**Task goal**.
Go through the records underneath and write each one out again exactly.

Stored records
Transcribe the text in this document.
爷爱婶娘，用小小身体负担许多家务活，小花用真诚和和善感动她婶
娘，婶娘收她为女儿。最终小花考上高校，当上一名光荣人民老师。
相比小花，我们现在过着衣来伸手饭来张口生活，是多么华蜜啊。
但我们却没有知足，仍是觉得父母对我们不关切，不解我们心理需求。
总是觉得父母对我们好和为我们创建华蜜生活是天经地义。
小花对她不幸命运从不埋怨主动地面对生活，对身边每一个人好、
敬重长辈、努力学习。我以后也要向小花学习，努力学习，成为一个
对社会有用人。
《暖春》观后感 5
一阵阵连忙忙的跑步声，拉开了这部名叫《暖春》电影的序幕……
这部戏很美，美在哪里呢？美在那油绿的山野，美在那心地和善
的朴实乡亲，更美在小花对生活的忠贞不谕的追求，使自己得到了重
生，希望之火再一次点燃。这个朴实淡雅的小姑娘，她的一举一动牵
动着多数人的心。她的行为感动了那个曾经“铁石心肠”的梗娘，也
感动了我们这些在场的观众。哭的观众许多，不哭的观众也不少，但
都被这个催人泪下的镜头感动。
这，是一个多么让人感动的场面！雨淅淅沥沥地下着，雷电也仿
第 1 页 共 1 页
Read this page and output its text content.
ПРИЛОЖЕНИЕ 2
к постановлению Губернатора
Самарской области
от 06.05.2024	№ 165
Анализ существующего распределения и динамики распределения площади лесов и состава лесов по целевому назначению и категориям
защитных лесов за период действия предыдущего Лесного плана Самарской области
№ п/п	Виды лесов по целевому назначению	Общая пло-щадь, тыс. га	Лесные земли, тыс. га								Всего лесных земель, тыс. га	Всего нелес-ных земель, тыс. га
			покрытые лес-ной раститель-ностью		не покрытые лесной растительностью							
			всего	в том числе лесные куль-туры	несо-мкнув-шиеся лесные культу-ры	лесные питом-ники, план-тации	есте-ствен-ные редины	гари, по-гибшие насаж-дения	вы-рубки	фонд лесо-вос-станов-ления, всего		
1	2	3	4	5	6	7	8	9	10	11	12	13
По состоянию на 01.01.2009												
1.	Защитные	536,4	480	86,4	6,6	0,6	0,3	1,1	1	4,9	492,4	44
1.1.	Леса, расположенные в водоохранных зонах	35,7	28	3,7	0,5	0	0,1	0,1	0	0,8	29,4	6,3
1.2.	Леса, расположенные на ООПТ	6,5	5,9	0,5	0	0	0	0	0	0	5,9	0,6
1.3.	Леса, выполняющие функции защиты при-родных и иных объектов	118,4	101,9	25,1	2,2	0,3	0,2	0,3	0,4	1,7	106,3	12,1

**Task result**.
Transcribe the text in this document.
爷爱婶娘，用小小身体负担许多家务活，小花用真诚和和善感动她婶
娘，婶娘收她为女儿。最终小花考上高校，当上一名光荣人民老师。
相比小花，我们现在过着衣来伸手饭来张口生活，是多么华蜜啊。
但我们却没有知足，仍是觉得父母对我们不关切，不解我们心理需求。
总是觉得父母对我们好和为我们创建华蜜生活是天经地义。
小花对她不幸命运从不埋怨主动地面对生活，对身边每一个人好、
敬重长辈、努力学习。我以后也要向小花学习，努力学习，成为一个
对社会有用人。
《暖春》观后感 5
一阵阵连忙忙的跑步声，拉开了这部名叫《暖春》电影的序幕……
这部戏很美，美在哪里呢？美在那油绿的山野，美在那心地和善
的朴实乡亲，更美在小花对生活的忠贞不谕的追求，使自己得到了重
生，希望之火再一次点燃。这个朴实淡雅的小姑娘，她的一举一动牵
动着多数人的心。她的行为感动了那个曾经“铁石心肠”的梗娘，也
感动了我们这些在场的观众。哭的观众许多，不哭的观众也不少，但
都被这个催人泪下的镜头感动。
这，是一个多么让人感动的场面！雨淅淅沥沥地下着，雷电也仿
第 1 页 共 1 页
Read this page and output its text content.
ПРИЛОЖЕНИЕ 2
к постановлению Губернатора
Самарской области
от 06.05.2024	№ 165
Анализ существующего распределения и динамики распределения площади лесов и состава лесов по целевому назначению и категориям
защитных лесов за период действия предыдущего Лесного плана Самарской области
№ п/п	Виды лесов по целевому назначению	Общая пло-щадь, тыс. га	Лесные земли, тыс. га								Всего лесных земель, тыс. га	Всего нелес-ных земель, тыс. га
			покрытые лес-ной раститель-ностью		не покрытые лесной растительностью							
			всего	в том числе лесные куль-туры	несо-мкнув-шиеся лесные культу-ры	лесные питом-ники, план-тации	есте-ствен-ные редины	гари, по-гибшие насаж-дения	вы-рубки	фонд лесо-вос-станов-ления, всего		
1	2	3	4	5	6	7	8	9	10	11	12	13
По состоянию на 01.01.2009												
1.	Защитные	536,4	480	86,4	6,6	0,6	0,3	1,1	1	4,9	492,4	44
1.1.	Леса, расположенные в водоохранных зонах	35,7	28	3,7	0,5	0	0,1	0,1	0	0,8	29,4	6,3
1.2.	Леса, расположенные на ООПТ	6,5	5,9	0,5	0	0	0	0	0	0	5,9	0,6
1.3.	Леса, выполняющие функции защиты при-родных и иных объектов	118,4	101,9	25,1	2,2	0,3	0,2	0,3	0,4	1,7	106,3	12,1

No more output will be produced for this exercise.